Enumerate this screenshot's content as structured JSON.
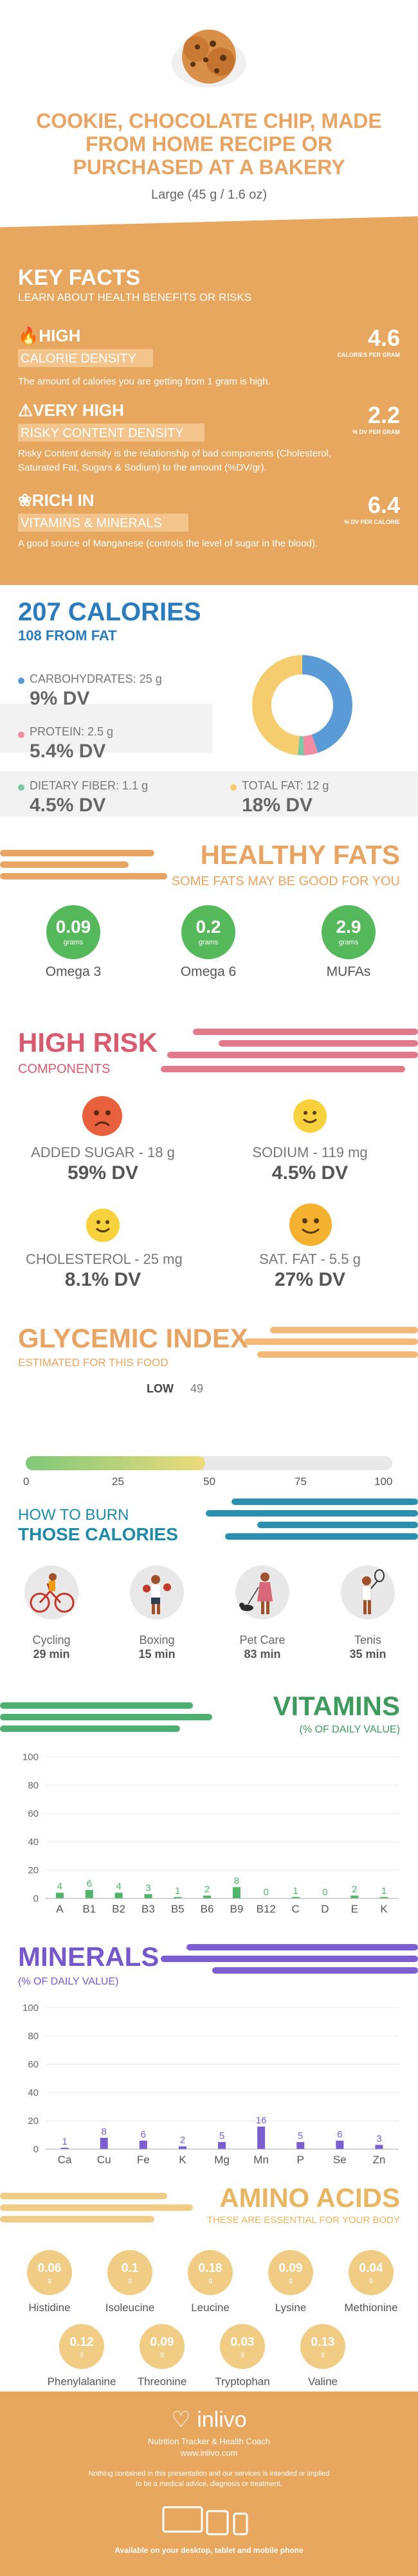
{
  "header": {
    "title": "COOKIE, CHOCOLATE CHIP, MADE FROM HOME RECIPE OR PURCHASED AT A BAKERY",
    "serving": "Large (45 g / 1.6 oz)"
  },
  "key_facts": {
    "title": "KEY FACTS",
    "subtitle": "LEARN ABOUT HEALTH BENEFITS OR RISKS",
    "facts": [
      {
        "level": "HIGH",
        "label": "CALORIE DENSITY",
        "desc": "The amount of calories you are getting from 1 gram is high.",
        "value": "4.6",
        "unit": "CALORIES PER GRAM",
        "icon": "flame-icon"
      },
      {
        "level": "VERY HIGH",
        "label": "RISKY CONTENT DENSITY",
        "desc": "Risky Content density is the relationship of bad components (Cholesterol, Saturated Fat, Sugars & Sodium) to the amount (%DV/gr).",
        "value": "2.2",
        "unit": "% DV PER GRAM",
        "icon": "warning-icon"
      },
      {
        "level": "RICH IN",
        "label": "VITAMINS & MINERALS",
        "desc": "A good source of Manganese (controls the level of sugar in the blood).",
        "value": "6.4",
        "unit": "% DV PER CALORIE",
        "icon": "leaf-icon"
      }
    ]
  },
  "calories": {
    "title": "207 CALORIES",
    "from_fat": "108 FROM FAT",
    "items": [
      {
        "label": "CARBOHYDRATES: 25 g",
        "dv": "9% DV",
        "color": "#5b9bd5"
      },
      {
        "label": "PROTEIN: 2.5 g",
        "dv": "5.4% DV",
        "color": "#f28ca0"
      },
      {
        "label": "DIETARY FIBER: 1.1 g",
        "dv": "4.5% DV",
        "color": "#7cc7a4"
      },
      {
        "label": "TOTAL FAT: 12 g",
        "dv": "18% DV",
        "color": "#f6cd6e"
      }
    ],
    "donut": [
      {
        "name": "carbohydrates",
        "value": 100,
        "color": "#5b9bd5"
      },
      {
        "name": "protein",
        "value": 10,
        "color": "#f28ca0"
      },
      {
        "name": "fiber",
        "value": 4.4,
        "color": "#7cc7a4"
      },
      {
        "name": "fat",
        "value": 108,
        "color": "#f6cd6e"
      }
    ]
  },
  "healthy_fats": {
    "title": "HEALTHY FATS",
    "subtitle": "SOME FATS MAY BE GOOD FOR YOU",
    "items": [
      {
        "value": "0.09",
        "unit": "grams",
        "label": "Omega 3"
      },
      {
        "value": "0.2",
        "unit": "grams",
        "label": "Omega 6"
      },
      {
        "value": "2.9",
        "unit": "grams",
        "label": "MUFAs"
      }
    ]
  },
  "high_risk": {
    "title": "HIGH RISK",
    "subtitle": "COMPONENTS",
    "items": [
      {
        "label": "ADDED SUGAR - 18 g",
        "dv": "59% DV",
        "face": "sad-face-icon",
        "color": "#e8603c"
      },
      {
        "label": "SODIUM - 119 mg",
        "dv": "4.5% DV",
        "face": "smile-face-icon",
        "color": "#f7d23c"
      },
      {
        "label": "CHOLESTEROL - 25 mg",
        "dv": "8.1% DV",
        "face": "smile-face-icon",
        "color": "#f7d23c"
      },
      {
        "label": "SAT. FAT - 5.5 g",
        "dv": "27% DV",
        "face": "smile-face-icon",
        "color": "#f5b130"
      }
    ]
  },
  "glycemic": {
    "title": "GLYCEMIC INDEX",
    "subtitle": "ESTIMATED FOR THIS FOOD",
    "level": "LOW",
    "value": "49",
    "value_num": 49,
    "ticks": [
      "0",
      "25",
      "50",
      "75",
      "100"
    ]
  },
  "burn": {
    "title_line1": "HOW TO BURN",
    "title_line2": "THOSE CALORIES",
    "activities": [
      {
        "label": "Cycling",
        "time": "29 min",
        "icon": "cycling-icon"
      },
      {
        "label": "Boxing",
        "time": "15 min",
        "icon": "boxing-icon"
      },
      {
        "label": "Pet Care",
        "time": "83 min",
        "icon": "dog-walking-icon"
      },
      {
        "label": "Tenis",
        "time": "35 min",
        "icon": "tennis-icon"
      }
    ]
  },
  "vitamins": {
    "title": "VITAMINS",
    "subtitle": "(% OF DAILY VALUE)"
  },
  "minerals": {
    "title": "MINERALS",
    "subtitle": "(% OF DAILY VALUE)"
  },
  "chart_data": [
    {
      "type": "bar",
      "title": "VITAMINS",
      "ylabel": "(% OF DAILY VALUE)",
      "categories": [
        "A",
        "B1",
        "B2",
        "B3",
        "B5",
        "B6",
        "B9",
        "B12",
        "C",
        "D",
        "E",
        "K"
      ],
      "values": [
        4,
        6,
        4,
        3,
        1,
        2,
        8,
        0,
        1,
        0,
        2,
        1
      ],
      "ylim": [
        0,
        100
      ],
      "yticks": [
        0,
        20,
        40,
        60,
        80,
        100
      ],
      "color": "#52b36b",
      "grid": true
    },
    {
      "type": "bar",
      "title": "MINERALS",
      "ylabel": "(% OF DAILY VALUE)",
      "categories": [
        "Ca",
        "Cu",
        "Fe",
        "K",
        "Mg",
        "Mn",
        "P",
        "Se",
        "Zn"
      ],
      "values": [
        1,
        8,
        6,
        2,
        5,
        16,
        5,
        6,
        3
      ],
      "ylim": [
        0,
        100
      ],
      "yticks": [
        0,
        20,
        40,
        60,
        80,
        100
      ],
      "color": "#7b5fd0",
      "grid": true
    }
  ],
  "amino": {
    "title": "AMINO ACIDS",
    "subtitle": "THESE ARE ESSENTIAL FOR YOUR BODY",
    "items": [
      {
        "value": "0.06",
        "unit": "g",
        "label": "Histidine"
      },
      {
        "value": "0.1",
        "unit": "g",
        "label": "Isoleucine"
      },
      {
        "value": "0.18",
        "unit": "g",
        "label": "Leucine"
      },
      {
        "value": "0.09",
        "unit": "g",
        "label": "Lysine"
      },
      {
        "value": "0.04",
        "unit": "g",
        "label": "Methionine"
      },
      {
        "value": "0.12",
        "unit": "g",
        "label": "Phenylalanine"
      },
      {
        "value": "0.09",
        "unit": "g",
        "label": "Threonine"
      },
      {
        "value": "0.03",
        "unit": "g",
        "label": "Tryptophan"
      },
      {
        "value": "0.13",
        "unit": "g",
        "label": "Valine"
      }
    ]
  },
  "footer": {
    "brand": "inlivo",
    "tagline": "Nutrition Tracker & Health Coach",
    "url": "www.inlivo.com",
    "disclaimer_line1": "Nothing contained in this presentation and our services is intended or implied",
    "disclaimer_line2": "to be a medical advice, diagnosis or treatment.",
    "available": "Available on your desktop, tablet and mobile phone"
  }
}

- - -

Aim of the task
The lines above must be transcribed exactly, with every picture left out.

Answer space
Enumerate this screenshot's content as structured JSON.
{
  "header": {
    "title": "COOKIE, CHOCOLATE CHIP, MADE FROM HOME RECIPE OR PURCHASED AT A BAKERY",
    "serving": "Large (45 g / 1.6 oz)"
  },
  "key_facts": {
    "title": "KEY FACTS",
    "subtitle": "LEARN ABOUT HEALTH BENEFITS OR RISKS",
    "facts": [
      {
        "level": "HIGH",
        "label": "CALORIE DENSITY",
        "desc": "The amount of calories you are getting from 1 gram is high.",
        "value": "4.6",
        "unit": "CALORIES PER GRAM",
        "icon": "flame-icon"
      },
      {
        "level": "VERY HIGH",
        "label": "RISKY CONTENT DENSITY",
        "desc": "Risky Content density is the relationship of bad components (Cholesterol, Saturated Fat, Sugars & Sodium) to the amount (%DV/gr).",
        "value": "2.2",
        "unit": "% DV PER GRAM",
        "icon": "warning-icon"
      },
      {
        "level": "RICH IN",
        "label": "VITAMINS & MINERALS",
        "desc": "A good source of Manganese (controls the level of sugar in the blood).",
        "value": "6.4",
        "unit": "% DV PER CALORIE",
        "icon": "leaf-icon"
      }
    ]
  },
  "calories": {
    "title": "207 CALORIES",
    "from_fat": "108 FROM FAT",
    "items": [
      {
        "label": "CARBOHYDRATES: 25 g",
        "dv": "9% DV",
        "color": "#5b9bd5"
      },
      {
        "label": "PROTEIN: 2.5 g",
        "dv": "5.4% DV",
        "color": "#f28ca0"
      },
      {
        "label": "DIETARY FIBER: 1.1 g",
        "dv": "4.5% DV",
        "color": "#7cc7a4"
      },
      {
        "label": "TOTAL FAT: 12 g",
        "dv": "18% DV",
        "color": "#f6cd6e"
      }
    ],
    "donut": [
      {
        "name": "carbohydrates",
        "value": 100,
        "color": "#5b9bd5"
      },
      {
        "name": "protein",
        "value": 10,
        "color": "#f28ca0"
      },
      {
        "name": "fiber",
        "value": 4.4,
        "color": "#7cc7a4"
      },
      {
        "name": "fat",
        "value": 108,
        "color": "#f6cd6e"
      }
    ]
  },
  "healthy_fats": {
    "title": "HEALTHY FATS",
    "subtitle": "SOME FATS MAY BE GOOD FOR YOU",
    "items": [
      {
        "value": "0.09",
        "unit": "grams",
        "label": "Omega 3"
      },
      {
        "value": "0.2",
        "unit": "grams",
        "label": "Omega 6"
      },
      {
        "value": "2.9",
        "unit": "grams",
        "label": "MUFAs"
      }
    ]
  },
  "high_risk": {
    "title": "HIGH RISK",
    "subtitle": "COMPONENTS",
    "items": [
      {
        "label": "ADDED SUGAR - 18 g",
        "dv": "59% DV",
        "face": "sad-face-icon",
        "color": "#e8603c"
      },
      {
        "label": "SODIUM - 119 mg",
        "dv": "4.5% DV",
        "face": "smile-face-icon",
        "color": "#f7d23c"
      },
      {
        "label": "CHOLESTEROL - 25 mg",
        "dv": "8.1% DV",
        "face": "smile-face-icon",
        "color": "#f7d23c"
      },
      {
        "label": "SAT. FAT - 5.5 g",
        "dv": "27% DV",
        "face": "smile-face-icon",
        "color": "#f5b130"
      }
    ]
  },
  "glycemic": {
    "title": "GLYCEMIC INDEX",
    "subtitle": "ESTIMATED FOR THIS FOOD",
    "level": "LOW",
    "value": "49",
    "value_num": 49,
    "ticks": [
      "0",
      "25",
      "50",
      "75",
      "100"
    ]
  },
  "burn": {
    "title_line1": "HOW TO BURN",
    "title_line2": "THOSE CALORIES",
    "activities": [
      {
        "label": "Cycling",
        "time": "29 min",
        "icon": "cycling-icon"
      },
      {
        "label": "Boxing",
        "time": "15 min",
        "icon": "boxing-icon"
      },
      {
        "label": "Pet Care",
        "time": "83 min",
        "icon": "dog-walking-icon"
      },
      {
        "label": "Tenis",
        "time": "35 min",
        "icon": "tennis-icon"
      }
    ]
  },
  "vitamins": {
    "title": "VITAMINS",
    "subtitle": "(% OF DAILY VALUE)"
  },
  "minerals": {
    "title": "MINERALS",
    "subtitle": "(% OF DAILY VALUE)"
  },
  "chart_data": [
    {
      "type": "bar",
      "title": "VITAMINS",
      "ylabel": "(% OF DAILY VALUE)",
      "categories": [
        "A",
        "B1",
        "B2",
        "B3",
        "B5",
        "B6",
        "B9",
        "B12",
        "C",
        "D",
        "E",
        "K"
      ],
      "values": [
        4,
        6,
        4,
        3,
        1,
        2,
        8,
        0,
        1,
        0,
        2,
        1
      ],
      "ylim": [
        0,
        100
      ],
      "yticks": [
        0,
        20,
        40,
        60,
        80,
        100
      ],
      "color": "#52b36b",
      "grid": true
    },
    {
      "type": "bar",
      "title": "MINERALS",
      "ylabel": "(% OF DAILY VALUE)",
      "categories": [
        "Ca",
        "Cu",
        "Fe",
        "K",
        "Mg",
        "Mn",
        "P",
        "Se",
        "Zn"
      ],
      "values": [
        1,
        8,
        6,
        2,
        5,
        16,
        5,
        6,
        3
      ],
      "ylim": [
        0,
        100
      ],
      "yticks": [
        0,
        20,
        40,
        60,
        80,
        100
      ],
      "color": "#7b5fd0",
      "grid": true
    }
  ],
  "amino": {
    "title": "AMINO ACIDS",
    "subtitle": "THESE ARE ESSENTIAL FOR YOUR BODY",
    "items": [
      {
        "value": "0.06",
        "unit": "g",
        "label": "Histidine"
      },
      {
        "value": "0.1",
        "unit": "g",
        "label": "Isoleucine"
      },
      {
        "value": "0.18",
        "unit": "g",
        "label": "Leucine"
      },
      {
        "value": "0.09",
        "unit": "g",
        "label": "Lysine"
      },
      {
        "value": "0.04",
        "unit": "g",
        "label": "Methionine"
      },
      {
        "value": "0.12",
        "unit": "g",
        "label": "Phenylalanine"
      },
      {
        "value": "0.09",
        "unit": "g",
        "label": "Threonine"
      },
      {
        "value": "0.03",
        "unit": "g",
        "label": "Tryptophan"
      },
      {
        "value": "0.13",
        "unit": "g",
        "label": "Valine"
      }
    ]
  },
  "footer": {
    "brand": "inlivo",
    "tagline": "Nutrition Tracker & Health Coach",
    "url": "www.inlivo.com",
    "disclaimer_line1": "Nothing contained in this presentation and our services is intended or implied",
    "disclaimer_line2": "to be a medical advice, diagnosis or treatment.",
    "available": "Available on your desktop, tablet and mobile phone"
  }
}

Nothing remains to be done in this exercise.